● **AIM**: Filter out everything except lines holding "music".

● **DATA PROVIDED**:
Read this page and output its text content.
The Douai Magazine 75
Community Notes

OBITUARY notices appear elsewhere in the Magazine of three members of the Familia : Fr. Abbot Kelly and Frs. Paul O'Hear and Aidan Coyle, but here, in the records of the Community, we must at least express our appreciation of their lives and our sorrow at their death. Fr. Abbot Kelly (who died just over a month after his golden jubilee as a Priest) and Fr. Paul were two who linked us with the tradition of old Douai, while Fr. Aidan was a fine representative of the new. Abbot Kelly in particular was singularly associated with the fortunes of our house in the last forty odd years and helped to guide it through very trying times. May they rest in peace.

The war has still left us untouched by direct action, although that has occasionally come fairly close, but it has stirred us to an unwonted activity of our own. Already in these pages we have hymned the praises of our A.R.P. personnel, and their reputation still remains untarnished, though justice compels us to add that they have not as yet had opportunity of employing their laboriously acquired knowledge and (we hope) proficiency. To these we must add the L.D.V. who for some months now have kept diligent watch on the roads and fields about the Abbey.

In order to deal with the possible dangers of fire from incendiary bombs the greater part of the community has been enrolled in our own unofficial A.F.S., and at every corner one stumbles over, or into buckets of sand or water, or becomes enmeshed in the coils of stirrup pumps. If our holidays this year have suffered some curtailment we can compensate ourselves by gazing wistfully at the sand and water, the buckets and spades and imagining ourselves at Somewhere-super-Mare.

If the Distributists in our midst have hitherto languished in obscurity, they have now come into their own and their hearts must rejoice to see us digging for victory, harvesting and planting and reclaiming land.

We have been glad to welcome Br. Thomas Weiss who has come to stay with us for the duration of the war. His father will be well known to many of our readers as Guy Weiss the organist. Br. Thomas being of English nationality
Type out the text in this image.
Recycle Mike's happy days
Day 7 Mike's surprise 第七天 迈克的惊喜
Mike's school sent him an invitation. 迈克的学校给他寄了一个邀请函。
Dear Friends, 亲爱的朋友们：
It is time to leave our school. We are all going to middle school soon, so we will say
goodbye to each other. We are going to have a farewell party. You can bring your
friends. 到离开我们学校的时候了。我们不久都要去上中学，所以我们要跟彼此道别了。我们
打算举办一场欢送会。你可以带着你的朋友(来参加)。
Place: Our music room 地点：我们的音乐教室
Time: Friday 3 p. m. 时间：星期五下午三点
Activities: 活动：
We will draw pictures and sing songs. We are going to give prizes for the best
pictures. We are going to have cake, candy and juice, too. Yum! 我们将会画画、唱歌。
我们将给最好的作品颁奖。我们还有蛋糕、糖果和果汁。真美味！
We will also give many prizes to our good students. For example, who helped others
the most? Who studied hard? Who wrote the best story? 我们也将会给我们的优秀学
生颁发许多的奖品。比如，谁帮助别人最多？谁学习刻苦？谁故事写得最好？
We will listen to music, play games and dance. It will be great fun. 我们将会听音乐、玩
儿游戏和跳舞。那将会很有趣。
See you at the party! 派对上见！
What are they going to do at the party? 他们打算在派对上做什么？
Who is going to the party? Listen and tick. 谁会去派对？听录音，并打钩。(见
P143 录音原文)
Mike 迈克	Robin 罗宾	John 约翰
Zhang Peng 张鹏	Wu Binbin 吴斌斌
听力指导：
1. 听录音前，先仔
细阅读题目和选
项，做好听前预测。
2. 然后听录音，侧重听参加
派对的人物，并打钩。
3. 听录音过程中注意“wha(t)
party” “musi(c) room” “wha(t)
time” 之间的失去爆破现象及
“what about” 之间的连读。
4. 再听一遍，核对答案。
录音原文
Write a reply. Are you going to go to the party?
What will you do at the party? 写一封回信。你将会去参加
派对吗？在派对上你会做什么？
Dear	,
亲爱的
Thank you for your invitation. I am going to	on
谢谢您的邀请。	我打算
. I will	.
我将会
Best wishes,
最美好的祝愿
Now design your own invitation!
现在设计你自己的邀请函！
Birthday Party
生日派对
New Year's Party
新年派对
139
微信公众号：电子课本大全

● **RESULT OF THE EXERCISE**:
Place: Our music room 地点：我们的音乐教室
We will listen to music, play games and dance. It will be great fun. 我们将会听音乐、玩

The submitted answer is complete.